Problem description :: Here are some records; copy every line that holds the word "MORTONS".

(Data entries for graphics)
○ ○ ○ ○ ○
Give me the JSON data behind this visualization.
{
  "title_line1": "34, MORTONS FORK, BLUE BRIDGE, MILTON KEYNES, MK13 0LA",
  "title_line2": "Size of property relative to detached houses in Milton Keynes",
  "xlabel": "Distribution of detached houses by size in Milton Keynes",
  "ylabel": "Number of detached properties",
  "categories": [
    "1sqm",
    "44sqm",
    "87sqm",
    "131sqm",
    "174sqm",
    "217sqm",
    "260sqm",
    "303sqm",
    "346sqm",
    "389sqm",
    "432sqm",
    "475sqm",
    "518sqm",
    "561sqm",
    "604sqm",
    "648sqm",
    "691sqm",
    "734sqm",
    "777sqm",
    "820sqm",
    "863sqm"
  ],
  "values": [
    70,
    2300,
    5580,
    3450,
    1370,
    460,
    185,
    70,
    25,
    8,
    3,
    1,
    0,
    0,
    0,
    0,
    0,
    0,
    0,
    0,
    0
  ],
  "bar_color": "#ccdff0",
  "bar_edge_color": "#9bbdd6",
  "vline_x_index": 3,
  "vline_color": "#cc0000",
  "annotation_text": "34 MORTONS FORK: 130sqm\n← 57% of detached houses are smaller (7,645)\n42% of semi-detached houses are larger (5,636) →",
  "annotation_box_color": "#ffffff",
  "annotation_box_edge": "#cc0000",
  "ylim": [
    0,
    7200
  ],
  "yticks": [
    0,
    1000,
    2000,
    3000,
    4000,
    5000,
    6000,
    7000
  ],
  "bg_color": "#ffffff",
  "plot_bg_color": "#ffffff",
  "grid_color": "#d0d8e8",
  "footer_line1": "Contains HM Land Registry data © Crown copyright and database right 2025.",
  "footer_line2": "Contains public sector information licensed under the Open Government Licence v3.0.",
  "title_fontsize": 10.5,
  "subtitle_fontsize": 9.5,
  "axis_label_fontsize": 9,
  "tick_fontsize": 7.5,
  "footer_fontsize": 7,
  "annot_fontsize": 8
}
○ ○ ○ ○ ○
Written answer ::
  "title_line1": "34, MORTONS FORK, BLUE BRIDGE, MILTON KEYNES, MK13 0LA",
  "annotation_text": "34 MORTONS FORK: 130sqm\n← 57% of detached houses are smaller (7,645)\n42% of semi-detached houses are larger (5,636) →",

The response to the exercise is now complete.